DOCUMENT PASSAGE »
******
I also have 2000+ hours working for Alabama Public Radio as a student reporter where I learned what it meant to work in a newsroom and with audio storytellling. I have a smattering of knowledge from a wide range of classes. I have many hours teaching and tutoring in my experience box and programming, admin, and research experience.
Largest and most wonderful change of all has getting married last year to the love my life, Meg. One day in November of 2019 I walked across the quad here in Tuscaloosa and my life changed forever.
So, on the journey of change, to completing my loop here, I am going to walk you, the reader of this newsletter through my last class I am teaching as a graduate assistant. It’s a fiction writing class. Today was class number one. An intro class and in it I asked students to create a well on a piece of paper. Like a well where you get water. They had to fill the well with what inspires their writing. How deep does it go? What lurks down there? What fuels their stories?
In the well you can put the places that inspire your writing; the type of people you want to write about; the themes; the categories and subjects; the genres; the writers and creators that have given you a gift—that shock art and entertainment can give a person. Have you felt this watching a movie? Reading? Looking at a painting? You feel something after the experience; you feel licked and whirled by it?
In my class I am asking everyone to write 3 stories through the semester. I am going to join them and write at least 3 myself. I’ll print them here. Next time, I’ll share the one short story from before teaching this class, and that I have finished, 2am. In the fiction world, I have written one short story, one novel, and hundreds of ideas throughout my life ever since I decided I wanted to write. I remember the day. I switched my major to English in Fort Collins, bought a Moleskin, and sat outside Eddy Hall on campus and wrote my first entry. I was 20. No one could have stopped me. I had swerved out of the guaranteed life of creating fake limbs for a living, left the world of healthcare and sports science to be someone who wanted to toil with the arts, and the foggy unknowns of the future. I had zero guidance in this matter. Knowing what I know now though, I might of only offered light direction and talked a bit more about money and safety to my twenty-year-old self, but I would have also told that person go, keep at it. I would have said you can have both and you can make it.
******
PROBLEM DESCRIPTION » Translate this sentence from the newsletter passage into Spanish: "In my class I am asking everyone to write 3 stories through the semester."

LISTED ENTRIES »
******
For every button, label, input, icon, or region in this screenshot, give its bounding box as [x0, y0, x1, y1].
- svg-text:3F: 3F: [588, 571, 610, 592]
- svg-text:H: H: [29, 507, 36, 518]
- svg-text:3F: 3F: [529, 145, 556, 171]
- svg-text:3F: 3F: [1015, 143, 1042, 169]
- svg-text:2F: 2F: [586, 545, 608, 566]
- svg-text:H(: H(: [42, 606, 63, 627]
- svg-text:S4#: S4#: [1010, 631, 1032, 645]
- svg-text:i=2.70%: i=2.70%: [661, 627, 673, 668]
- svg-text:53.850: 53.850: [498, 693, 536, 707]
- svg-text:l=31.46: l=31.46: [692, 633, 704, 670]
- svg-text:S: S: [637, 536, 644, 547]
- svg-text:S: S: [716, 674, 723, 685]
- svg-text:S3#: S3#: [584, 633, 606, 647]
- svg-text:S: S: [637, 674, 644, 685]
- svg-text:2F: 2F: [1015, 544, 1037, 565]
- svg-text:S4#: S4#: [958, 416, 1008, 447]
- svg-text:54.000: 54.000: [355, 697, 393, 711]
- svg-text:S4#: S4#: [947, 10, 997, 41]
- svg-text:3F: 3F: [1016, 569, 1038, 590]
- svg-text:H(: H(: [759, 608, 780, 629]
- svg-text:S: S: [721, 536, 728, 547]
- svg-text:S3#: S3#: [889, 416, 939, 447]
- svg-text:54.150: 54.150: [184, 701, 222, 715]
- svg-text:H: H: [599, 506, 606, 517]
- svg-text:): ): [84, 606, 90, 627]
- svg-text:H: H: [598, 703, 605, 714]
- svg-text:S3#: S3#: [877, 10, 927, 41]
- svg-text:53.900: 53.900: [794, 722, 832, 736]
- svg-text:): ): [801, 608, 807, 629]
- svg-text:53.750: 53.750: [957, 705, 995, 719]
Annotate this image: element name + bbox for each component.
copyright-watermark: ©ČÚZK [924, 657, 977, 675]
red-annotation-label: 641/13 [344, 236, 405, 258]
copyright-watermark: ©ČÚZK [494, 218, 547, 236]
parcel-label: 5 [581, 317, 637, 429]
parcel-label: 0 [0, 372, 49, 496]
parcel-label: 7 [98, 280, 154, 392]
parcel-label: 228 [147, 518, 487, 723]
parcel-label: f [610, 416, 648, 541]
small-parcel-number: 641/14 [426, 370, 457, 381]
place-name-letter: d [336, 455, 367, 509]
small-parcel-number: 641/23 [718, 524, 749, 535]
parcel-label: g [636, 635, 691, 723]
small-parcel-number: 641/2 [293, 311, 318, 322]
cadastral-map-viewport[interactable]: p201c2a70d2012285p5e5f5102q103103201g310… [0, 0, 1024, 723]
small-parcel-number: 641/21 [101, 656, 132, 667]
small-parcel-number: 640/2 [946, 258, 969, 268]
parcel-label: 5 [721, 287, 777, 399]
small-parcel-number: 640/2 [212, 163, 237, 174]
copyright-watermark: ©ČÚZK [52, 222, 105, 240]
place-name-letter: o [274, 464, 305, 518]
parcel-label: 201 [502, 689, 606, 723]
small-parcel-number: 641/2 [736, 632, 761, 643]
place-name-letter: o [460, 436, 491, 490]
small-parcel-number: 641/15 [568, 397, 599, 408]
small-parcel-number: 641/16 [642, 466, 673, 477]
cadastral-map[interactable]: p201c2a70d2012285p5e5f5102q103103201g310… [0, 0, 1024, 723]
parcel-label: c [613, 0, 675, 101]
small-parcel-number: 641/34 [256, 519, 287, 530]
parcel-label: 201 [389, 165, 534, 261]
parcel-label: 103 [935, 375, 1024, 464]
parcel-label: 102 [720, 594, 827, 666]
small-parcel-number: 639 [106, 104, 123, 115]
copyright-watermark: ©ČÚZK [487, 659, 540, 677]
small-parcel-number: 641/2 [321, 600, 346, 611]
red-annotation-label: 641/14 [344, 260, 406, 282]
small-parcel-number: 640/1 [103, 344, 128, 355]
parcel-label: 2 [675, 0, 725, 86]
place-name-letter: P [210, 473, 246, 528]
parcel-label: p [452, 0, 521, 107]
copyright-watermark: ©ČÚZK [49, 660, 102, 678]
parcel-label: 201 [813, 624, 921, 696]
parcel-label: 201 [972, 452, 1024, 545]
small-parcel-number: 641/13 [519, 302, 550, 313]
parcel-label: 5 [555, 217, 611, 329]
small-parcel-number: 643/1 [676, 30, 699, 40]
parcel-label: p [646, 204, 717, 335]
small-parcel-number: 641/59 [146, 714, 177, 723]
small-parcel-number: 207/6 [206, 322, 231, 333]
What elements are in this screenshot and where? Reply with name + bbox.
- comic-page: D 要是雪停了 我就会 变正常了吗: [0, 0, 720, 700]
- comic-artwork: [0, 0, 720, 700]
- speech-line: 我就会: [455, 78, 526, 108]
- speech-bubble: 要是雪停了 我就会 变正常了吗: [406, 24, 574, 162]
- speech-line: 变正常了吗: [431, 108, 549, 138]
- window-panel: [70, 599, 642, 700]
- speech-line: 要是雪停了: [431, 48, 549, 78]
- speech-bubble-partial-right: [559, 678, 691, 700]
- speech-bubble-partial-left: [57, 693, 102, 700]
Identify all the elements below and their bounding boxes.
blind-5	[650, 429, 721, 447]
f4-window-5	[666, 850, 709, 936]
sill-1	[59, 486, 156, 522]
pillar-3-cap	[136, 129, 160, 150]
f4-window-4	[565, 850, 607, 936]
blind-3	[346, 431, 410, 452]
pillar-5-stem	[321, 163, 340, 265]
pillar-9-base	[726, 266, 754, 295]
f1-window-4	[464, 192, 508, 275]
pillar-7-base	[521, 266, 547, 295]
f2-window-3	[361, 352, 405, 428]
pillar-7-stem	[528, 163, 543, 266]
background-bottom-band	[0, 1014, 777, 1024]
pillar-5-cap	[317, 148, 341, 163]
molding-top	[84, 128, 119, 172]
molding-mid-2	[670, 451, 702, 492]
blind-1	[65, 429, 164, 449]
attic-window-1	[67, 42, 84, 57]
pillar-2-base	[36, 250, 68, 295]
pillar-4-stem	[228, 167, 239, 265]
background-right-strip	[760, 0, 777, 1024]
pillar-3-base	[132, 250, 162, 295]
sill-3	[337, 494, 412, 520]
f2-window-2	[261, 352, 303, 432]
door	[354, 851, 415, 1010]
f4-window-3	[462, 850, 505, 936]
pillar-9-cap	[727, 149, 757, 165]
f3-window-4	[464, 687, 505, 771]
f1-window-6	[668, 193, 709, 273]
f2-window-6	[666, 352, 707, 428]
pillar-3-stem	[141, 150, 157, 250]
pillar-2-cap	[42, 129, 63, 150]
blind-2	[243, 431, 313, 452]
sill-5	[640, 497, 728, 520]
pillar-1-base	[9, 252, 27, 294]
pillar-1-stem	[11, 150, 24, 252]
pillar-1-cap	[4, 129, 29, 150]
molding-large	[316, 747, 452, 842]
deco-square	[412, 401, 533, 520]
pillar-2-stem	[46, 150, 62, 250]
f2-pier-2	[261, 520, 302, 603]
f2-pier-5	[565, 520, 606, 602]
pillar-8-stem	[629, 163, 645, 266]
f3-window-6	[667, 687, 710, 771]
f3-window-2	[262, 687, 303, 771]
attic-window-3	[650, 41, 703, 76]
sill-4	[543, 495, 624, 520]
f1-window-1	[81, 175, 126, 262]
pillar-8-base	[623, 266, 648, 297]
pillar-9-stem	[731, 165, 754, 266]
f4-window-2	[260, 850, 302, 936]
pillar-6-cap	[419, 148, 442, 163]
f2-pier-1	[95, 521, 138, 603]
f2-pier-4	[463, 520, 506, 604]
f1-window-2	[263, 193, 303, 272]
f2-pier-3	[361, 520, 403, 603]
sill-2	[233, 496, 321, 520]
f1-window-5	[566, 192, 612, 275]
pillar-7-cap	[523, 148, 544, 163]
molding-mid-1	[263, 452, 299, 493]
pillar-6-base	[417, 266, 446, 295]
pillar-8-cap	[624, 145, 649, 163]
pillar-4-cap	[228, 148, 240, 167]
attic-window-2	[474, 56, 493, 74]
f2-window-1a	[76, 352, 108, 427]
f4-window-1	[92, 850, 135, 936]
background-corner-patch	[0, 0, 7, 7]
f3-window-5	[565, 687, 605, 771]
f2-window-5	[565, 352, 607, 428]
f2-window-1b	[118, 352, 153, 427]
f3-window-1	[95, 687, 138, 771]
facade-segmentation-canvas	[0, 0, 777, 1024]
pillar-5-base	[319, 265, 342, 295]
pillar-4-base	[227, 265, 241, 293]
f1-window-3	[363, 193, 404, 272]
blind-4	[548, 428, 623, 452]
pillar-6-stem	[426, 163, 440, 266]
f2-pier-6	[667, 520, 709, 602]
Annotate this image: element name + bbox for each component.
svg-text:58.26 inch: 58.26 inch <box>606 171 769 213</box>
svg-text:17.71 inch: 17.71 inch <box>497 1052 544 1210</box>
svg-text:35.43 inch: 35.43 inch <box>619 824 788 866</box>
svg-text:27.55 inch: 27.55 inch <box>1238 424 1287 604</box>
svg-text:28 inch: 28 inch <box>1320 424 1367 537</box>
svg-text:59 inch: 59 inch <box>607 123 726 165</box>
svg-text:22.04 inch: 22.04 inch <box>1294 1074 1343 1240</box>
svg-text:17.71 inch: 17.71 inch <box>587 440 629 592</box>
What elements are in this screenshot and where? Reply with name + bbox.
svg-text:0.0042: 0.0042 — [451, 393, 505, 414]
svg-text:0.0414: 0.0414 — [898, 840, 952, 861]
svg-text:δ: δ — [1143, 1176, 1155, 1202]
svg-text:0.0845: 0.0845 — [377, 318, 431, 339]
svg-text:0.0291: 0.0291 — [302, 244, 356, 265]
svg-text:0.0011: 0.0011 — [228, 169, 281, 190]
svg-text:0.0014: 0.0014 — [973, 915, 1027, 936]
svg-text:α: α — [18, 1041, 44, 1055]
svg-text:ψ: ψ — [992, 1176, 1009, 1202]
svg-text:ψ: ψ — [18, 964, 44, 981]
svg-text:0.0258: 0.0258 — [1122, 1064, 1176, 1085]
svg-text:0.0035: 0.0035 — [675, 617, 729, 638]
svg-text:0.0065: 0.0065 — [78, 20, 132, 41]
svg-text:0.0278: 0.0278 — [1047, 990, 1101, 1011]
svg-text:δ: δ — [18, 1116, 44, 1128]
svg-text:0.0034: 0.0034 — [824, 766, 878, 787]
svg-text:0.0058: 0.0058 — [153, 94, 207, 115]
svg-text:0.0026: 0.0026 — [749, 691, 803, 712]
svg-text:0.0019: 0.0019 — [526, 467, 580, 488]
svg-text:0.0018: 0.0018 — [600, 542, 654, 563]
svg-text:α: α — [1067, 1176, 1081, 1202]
******
TASK ANSWER » En mi clase les pido a todos que escriban 3 cuentos a lo largo del semestre.